*Records for this task*
────
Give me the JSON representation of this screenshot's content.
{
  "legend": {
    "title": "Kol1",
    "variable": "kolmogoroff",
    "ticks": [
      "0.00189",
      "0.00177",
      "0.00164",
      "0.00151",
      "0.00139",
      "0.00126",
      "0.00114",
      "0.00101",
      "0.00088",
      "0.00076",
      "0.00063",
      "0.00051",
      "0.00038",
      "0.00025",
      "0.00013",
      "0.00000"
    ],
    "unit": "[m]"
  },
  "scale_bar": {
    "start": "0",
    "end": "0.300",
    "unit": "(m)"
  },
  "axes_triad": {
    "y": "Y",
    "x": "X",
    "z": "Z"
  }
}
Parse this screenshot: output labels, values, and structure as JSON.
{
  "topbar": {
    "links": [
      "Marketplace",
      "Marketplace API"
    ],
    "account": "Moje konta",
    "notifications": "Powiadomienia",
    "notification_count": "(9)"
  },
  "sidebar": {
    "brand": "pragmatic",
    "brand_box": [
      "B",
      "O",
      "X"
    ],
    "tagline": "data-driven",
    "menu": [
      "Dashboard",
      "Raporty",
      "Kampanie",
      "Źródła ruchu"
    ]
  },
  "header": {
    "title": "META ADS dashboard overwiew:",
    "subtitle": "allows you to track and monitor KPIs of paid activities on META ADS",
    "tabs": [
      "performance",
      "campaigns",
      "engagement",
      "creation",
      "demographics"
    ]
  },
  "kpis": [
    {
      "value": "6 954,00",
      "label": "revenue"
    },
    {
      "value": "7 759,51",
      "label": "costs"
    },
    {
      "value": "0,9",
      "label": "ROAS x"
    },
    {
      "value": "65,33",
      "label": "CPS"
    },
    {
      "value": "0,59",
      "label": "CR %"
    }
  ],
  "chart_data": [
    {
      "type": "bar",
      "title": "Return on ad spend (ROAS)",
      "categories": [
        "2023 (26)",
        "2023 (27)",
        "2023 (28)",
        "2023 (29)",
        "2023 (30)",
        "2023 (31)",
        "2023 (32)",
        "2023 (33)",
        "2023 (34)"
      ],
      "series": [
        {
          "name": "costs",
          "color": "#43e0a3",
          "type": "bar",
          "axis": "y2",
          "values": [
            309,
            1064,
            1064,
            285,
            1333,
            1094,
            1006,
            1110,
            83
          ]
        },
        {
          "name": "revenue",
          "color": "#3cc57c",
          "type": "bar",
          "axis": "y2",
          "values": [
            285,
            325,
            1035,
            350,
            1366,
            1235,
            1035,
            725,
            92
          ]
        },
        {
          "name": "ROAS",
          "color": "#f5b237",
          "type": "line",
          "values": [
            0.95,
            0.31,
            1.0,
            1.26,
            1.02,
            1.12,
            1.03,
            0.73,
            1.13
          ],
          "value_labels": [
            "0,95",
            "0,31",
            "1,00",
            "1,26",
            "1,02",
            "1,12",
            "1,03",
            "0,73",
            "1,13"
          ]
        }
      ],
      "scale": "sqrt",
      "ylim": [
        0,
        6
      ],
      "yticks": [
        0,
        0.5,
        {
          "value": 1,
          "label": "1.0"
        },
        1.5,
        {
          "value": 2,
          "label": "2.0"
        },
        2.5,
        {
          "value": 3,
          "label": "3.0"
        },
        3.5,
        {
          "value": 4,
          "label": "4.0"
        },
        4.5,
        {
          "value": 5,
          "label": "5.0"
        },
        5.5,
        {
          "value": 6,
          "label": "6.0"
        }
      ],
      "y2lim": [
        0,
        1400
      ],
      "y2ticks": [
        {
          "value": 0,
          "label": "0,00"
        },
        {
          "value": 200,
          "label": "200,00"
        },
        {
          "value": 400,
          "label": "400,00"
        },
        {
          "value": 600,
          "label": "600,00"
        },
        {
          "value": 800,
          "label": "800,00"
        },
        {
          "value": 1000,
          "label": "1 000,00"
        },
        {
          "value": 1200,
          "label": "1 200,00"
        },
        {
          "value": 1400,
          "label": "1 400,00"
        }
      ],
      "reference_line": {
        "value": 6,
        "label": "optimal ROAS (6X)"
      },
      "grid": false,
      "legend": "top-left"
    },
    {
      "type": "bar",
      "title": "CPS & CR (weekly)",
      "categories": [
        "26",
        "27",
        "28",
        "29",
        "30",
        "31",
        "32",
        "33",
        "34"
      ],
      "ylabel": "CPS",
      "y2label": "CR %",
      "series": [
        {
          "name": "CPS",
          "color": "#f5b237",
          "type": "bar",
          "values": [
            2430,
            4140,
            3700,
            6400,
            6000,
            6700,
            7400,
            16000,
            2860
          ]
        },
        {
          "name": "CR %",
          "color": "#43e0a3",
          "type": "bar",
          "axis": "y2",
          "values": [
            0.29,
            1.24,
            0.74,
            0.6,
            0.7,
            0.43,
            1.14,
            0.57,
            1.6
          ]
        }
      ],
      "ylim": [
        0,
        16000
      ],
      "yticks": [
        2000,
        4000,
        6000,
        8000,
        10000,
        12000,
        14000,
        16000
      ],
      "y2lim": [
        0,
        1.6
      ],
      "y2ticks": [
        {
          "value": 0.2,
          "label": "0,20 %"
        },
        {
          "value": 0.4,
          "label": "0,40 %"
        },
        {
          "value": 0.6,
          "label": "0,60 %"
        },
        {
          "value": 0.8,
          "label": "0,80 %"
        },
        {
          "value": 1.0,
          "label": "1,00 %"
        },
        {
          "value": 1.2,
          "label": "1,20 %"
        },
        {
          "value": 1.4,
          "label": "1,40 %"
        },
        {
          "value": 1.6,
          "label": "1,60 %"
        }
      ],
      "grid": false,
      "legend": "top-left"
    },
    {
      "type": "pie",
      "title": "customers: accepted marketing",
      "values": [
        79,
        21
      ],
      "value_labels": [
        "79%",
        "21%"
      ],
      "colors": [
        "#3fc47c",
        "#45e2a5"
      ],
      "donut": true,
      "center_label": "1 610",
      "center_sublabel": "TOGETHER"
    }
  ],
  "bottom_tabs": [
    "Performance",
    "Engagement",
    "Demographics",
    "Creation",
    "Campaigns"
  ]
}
────
*Prompt*
Retype the records above exactly.

*Response below*
Give me the JSON representation of this screenshot's content.
{
  "legend": {
    "title": "Kol1",
    "variable": "kolmogoroff",
    "ticks": [
      "0.00189",
      "0.00177",
      "0.00164",
      "0.00151",
      "0.00139",
      "0.00126",
      "0.00114",
      "0.00101",
      "0.00088",
      "0.00076",
      "0.00063",
      "0.00051",
      "0.00038",
      "0.00025",
      "0.00013",
      "0.00000"
    ],
    "unit": "[m]"
  },
  "scale_bar": {
    "start": "0",
    "end": "0.300",
    "unit": "(m)"
  },
  "axes_triad": {
    "y": "Y",
    "x": "X",
    "z": "Z"
  }
}
Parse this screenshot: output labels, values, and structure as JSON.
{
  "topbar": {
    "links": [
      "Marketplace",
      "Marketplace API"
    ],
    "account": "Moje konta",
    "notifications": "Powiadomienia",
    "notification_count": "(9)"
  },
  "sidebar": {
    "brand": "pragmatic",
    "brand_box": [
      "B",
      "O",
      "X"
    ],
    "tagline": "data-driven",
    "menu": [
      "Dashboard",
      "Raporty",
      "Kampanie",
      "Źródła ruchu"
    ]
  },
  "header": {
    "title": "META ADS dashboard overwiew:",
    "subtitle": "allows you to track and monitor KPIs of paid activities on META ADS",
    "tabs": [
      "performance",
      "campaigns",
      "engagement",
      "creation",
      "demographics"
    ]
  },
  "kpis": [
    {
      "value": "6 954,00",
      "label": "revenue"
    },
    {
      "value": "7 759,51",
      "label": "costs"
    },
    {
      "value": "0,9",
      "label": "ROAS x"
    },
    {
      "value": "65,33",
      "label": "CPS"
    },
    {
      "value": "0,59",
      "label": "CR %"
    }
  ],
  "chart_data": [
    {
      "type": "bar",
      "title": "Return on ad spend (ROAS)",
      "categories": [
        "2023 (26)",
        "2023 (27)",
        "2023 (28)",
        "2023 (29)",
        "2023 (30)",
        "2023 (31)",
        "2023 (32)",
        "2023 (33)",
        "2023 (34)"
      ],
      "series": [
        {
          "name": "costs",
          "color": "#43e0a3",
          "type": "bar",
          "axis": "y2",
          "values": [
            309,
            1064,
            1064,
            285,
            1333,
            1094,
            1006,
            1110,
            83
          ]
        },
        {
          "name": "revenue",
          "color": "#3cc57c",
          "type": "bar",
          "axis": "y2",
          "values": [
            285,
            325,
            1035,
            350,
            1366,
            1235,
            1035,
            725,
            92
          ]
        },
        {
          "name": "ROAS",
          "color": "#f5b237",
          "type": "line",
          "values": [
            0.95,
            0.31,
            1.0,
            1.26,
            1.02,
            1.12,
            1.03,
            0.73,
            1.13
          ],
          "value_labels": [
            "0,95",
            "0,31",
            "1,00",
            "1,26",
            "1,02",
            "1,12",
            "1,03",
            "0,73",
            "1,13"
          ]
        }
      ],
      "scale": "sqrt",
      "ylim": [
        0,
        6
      ],
      "yticks": [
        0,
        0.5,
        {
          "value": 1,
          "label": "1.0"
        },
        1.5,
        {
          "value": 2,
          "label": "2.0"
        },
        2.5,
        {
          "value": 3,
          "label": "3.0"
        },
        3.5,
        {
          "value": 4,
          "label": "4.0"
        },
        4.5,
        {
          "value": 5,
          "label": "5.0"
        },
        5.5,
        {
          "value": 6,
          "label": "6.0"
        }
      ],
      "y2lim": [
        0,
        1400
      ],
      "y2ticks": [
        {
          "value": 0,
          "label": "0,00"
        },
        {
          "value": 200,
          "label": "200,00"
        },
        {
          "value": 400,
          "label": "400,00"
        },
        {
          "value": 600,
          "label": "600,00"
        },
        {
          "value": 800,
          "label": "800,00"
        },
        {
          "value": 1000,
          "label": "1 000,00"
        },
        {
          "value": 1200,
          "label": "1 200,00"
        },
        {
          "value": 1400,
          "label": "1 400,00"
        }
      ],
      "reference_line": {
        "value": 6,
        "label": "optimal ROAS (6X)"
      },
      "grid": false,
      "legend": "top-left"
    },
    {
      "type": "bar",
      "title": "CPS & CR (weekly)",
      "categories": [
        "26",
        "27",
        "28",
        "29",
        "30",
        "31",
        "32",
        "33",
        "34"
      ],
      "ylabel": "CPS",
      "y2label": "CR %",
      "series": [
        {
          "name": "CPS",
          "color": "#f5b237",
          "type": "bar",
          "values": [
            2430,
            4140,
            3700,
            6400,
            6000,
            6700,
            7400,
            16000,
            2860
          ]
        },
        {
          "name": "CR %",
          "color": "#43e0a3",
          "type": "bar",
          "axis": "y2",
          "values": [
            0.29,
            1.24,
            0.74,
            0.6,
            0.7,
            0.43,
            1.14,
            0.57,
            1.6
          ]
        }
      ],
      "ylim": [
        0,
        16000
      ],
      "yticks": [
        2000,
        4000,
        6000,
        8000,
        10000,
        12000,
        14000,
        16000
      ],
      "y2lim": [
        0,
        1.6
      ],
      "y2ticks": [
        {
          "value": 0.2,
          "label": "0,20 %"
        },
        {
          "value": 0.4,
          "label": "0,40 %"
        },
        {
          "value": 0.6,
          "label": "0,60 %"
        },
        {
          "value": 0.8,
          "label": "0,80 %"
        },
        {
          "value": 1.0,
          "label": "1,00 %"
        },
        {
          "value": 1.2,
          "label": "1,20 %"
        },
        {
          "value": 1.4,
          "label": "1,40 %"
        },
        {
          "value": 1.6,
          "label": "1,60 %"
        }
      ],
      "grid": false,
      "legend": "top-left"
    },
    {
      "type": "pie",
      "title": "customers: accepted marketing",
      "values": [
        79,
        21
      ],
      "value_labels": [
        "79%",
        "21%"
      ],
      "colors": [
        "#3fc47c",
        "#45e2a5"
      ],
      "donut": true,
      "center_label": "1 610",
      "center_sublabel": "TOGETHER"
    }
  ],
  "bottom_tabs": [
    "Performance",
    "Engagement",
    "Demographics",
    "Creation",
    "Campaigns"
  ]
}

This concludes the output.